▼

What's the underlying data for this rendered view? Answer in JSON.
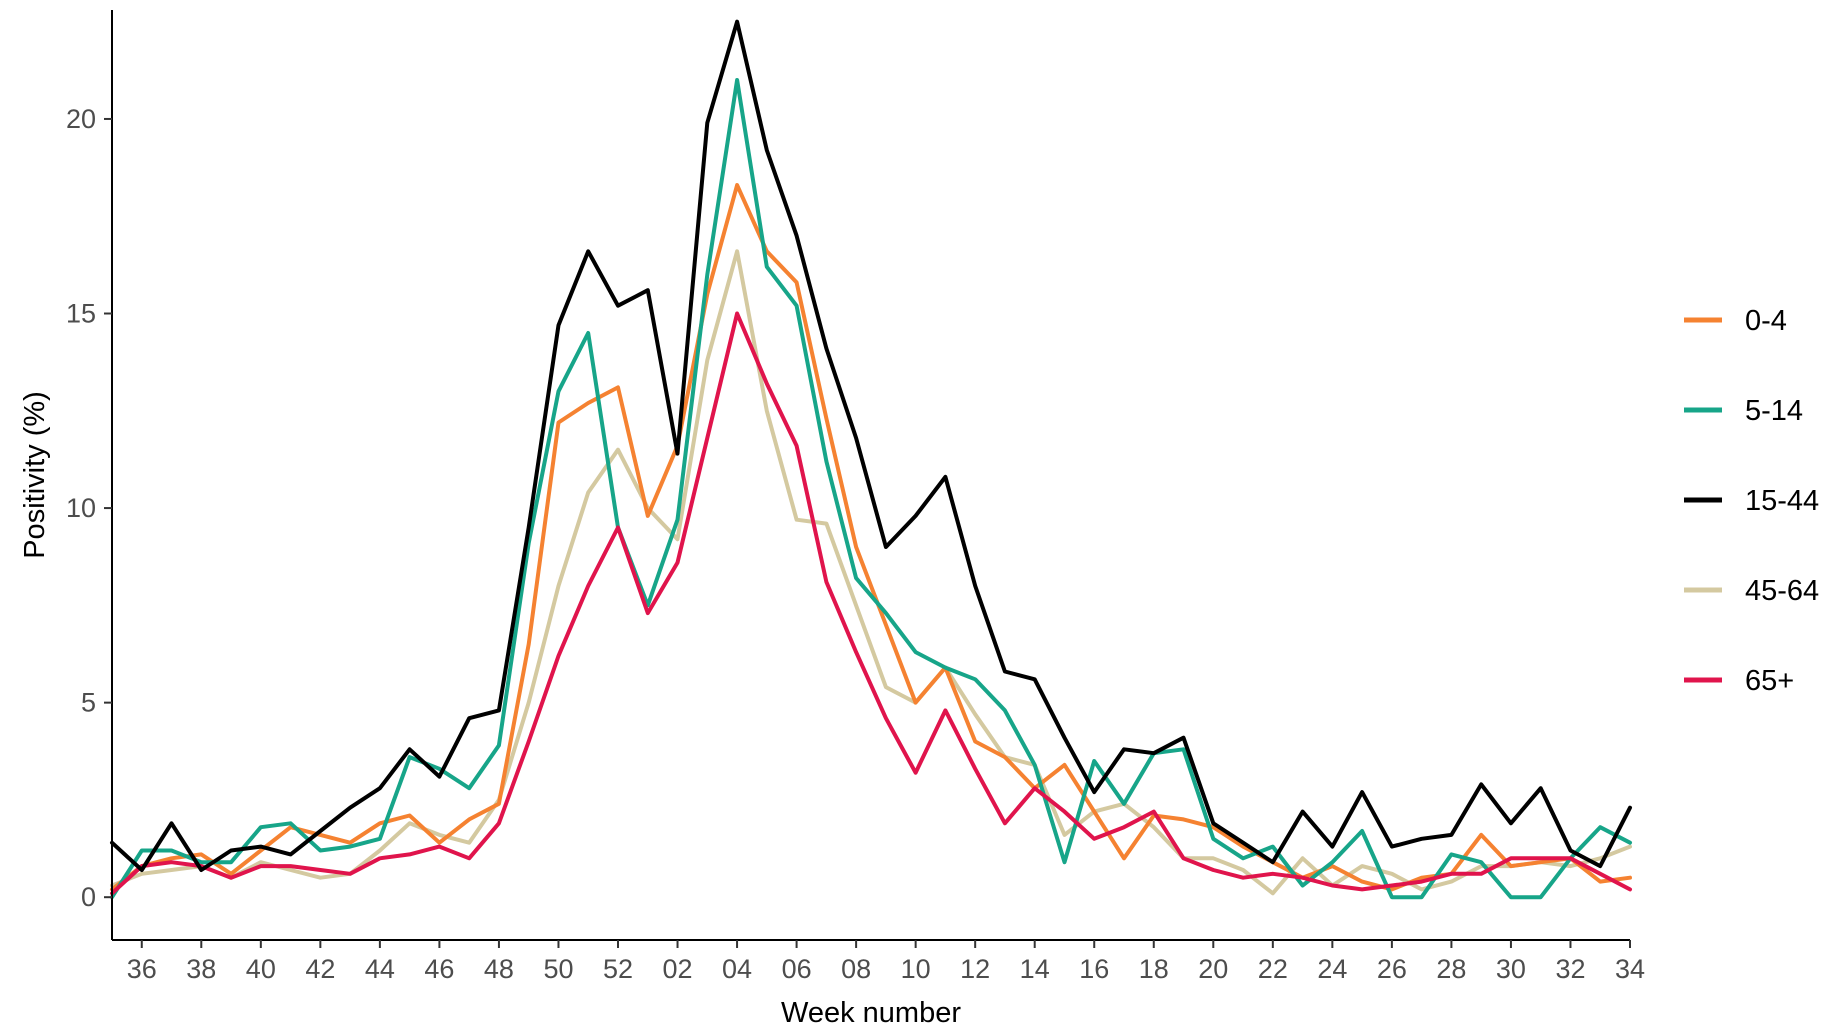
{
  "chart_data": {
    "type": "line",
    "xlabel": "Week number",
    "ylabel": "Positivity (%)",
    "ylim": [
      -1.1,
      22.8
    ],
    "y_ticks": [
      0,
      5,
      10,
      15,
      20
    ],
    "x": [
      "35",
      "36",
      "37",
      "38",
      "39",
      "40",
      "41",
      "42",
      "43",
      "44",
      "45",
      "46",
      "47",
      "48",
      "49",
      "50",
      "51",
      "52",
      "01",
      "02",
      "03",
      "04",
      "05",
      "06",
      "07",
      "08",
      "09",
      "10",
      "11",
      "12",
      "13",
      "14",
      "15",
      "16",
      "17",
      "18",
      "19",
      "20",
      "21",
      "22",
      "23",
      "24",
      "25",
      "26",
      "27",
      "28",
      "29",
      "30",
      "31",
      "32",
      "33",
      "34"
    ],
    "x_tick_labels": [
      "36",
      "38",
      "40",
      "42",
      "44",
      "46",
      "48",
      "50",
      "52",
      "02",
      "04",
      "06",
      "08",
      "10",
      "12",
      "14",
      "16",
      "18",
      "20",
      "22",
      "24",
      "26",
      "28",
      "30",
      "32",
      "34"
    ],
    "grid": false,
    "legend_position": "right",
    "series": [
      {
        "name": "0-4",
        "color": "#F58231",
        "values": [
          0.2,
          0.8,
          1.0,
          1.1,
          0.6,
          1.2,
          1.8,
          1.6,
          1.4,
          1.9,
          2.1,
          1.4,
          2.0,
          2.4,
          6.5,
          12.2,
          12.7,
          13.1,
          9.8,
          11.6,
          15.5,
          18.3,
          16.6,
          15.8,
          12.3,
          9.0,
          7.0,
          5.0,
          5.9,
          4.0,
          3.6,
          2.8,
          3.4,
          2.2,
          1.0,
          2.1,
          2.0,
          1.8,
          1.3,
          0.9,
          0.5,
          0.8,
          0.4,
          0.2,
          0.5,
          0.6,
          1.6,
          0.8,
          0.9,
          1.0,
          0.4,
          0.5
        ]
      },
      {
        "name": "5-14",
        "color": "#17A589",
        "values": [
          0.0,
          1.2,
          1.2,
          0.9,
          0.9,
          1.8,
          1.9,
          1.2,
          1.3,
          1.5,
          3.6,
          3.3,
          2.8,
          3.9,
          9.1,
          13.0,
          14.5,
          9.5,
          7.5,
          9.7,
          16.0,
          21.0,
          16.2,
          15.2,
          11.2,
          8.2,
          7.3,
          6.3,
          5.9,
          5.6,
          4.8,
          3.4,
          0.9,
          3.5,
          2.4,
          3.7,
          3.8,
          1.5,
          1.0,
          1.3,
          0.3,
          0.9,
          1.7,
          0.0,
          0.0,
          1.1,
          0.9,
          0.0,
          0.0,
          1.0,
          1.8,
          1.4
        ]
      },
      {
        "name": "15-44",
        "color": "#000000",
        "values": [
          1.4,
          0.7,
          1.9,
          0.7,
          1.2,
          1.3,
          1.1,
          1.7,
          2.3,
          2.8,
          3.8,
          3.1,
          4.6,
          4.8,
          9.5,
          14.7,
          16.6,
          15.2,
          15.6,
          11.4,
          19.9,
          22.5,
          19.2,
          17.0,
          14.1,
          11.8,
          9.0,
          9.8,
          10.8,
          8.0,
          5.8,
          5.6,
          4.1,
          2.7,
          3.8,
          3.7,
          4.1,
          1.9,
          1.4,
          0.9,
          2.2,
          1.3,
          2.7,
          1.3,
          1.5,
          1.6,
          2.9,
          1.9,
          2.8,
          1.2,
          0.8,
          2.3
        ]
      },
      {
        "name": "45-64",
        "color": "#D4C9A0",
        "values": [
          0.3,
          0.6,
          0.7,
          0.8,
          0.5,
          0.9,
          0.7,
          0.5,
          0.6,
          1.2,
          1.9,
          1.6,
          1.4,
          2.5,
          5.0,
          8.0,
          10.4,
          11.5,
          10.0,
          9.2,
          13.8,
          16.6,
          12.5,
          9.7,
          9.6,
          7.5,
          5.4,
          5.0,
          5.9,
          4.7,
          3.6,
          3.4,
          1.6,
          2.2,
          2.4,
          1.8,
          1.0,
          1.0,
          0.7,
          0.1,
          1.0,
          0.3,
          0.8,
          0.6,
          0.2,
          0.4,
          0.8,
          0.8,
          0.9,
          0.8,
          1.0,
          1.3
        ]
      },
      {
        "name": "65+",
        "color": "#E0144C",
        "values": [
          0.1,
          0.8,
          0.9,
          0.8,
          0.5,
          0.8,
          0.8,
          0.7,
          0.6,
          1.0,
          1.1,
          1.3,
          1.0,
          1.9,
          4.0,
          6.2,
          8.0,
          9.5,
          7.3,
          8.6,
          11.8,
          15.0,
          13.2,
          11.6,
          8.1,
          6.3,
          4.6,
          3.2,
          4.8,
          3.3,
          1.9,
          2.8,
          2.2,
          1.5,
          1.8,
          2.2,
          1.0,
          0.7,
          0.5,
          0.6,
          0.5,
          0.3,
          0.2,
          0.3,
          0.4,
          0.6,
          0.6,
          1.0,
          1.0,
          1.0,
          0.6,
          0.2
        ]
      }
    ]
  }
}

▲

Exercise prompt. Above are the records; copy every line in them that holds the word "color".

Finished answer.
        "color": "#F58231",
        "color": "#17A589",
        "color": "#000000",
        "color": "#D4C9A0",
        "color": "#E0144C",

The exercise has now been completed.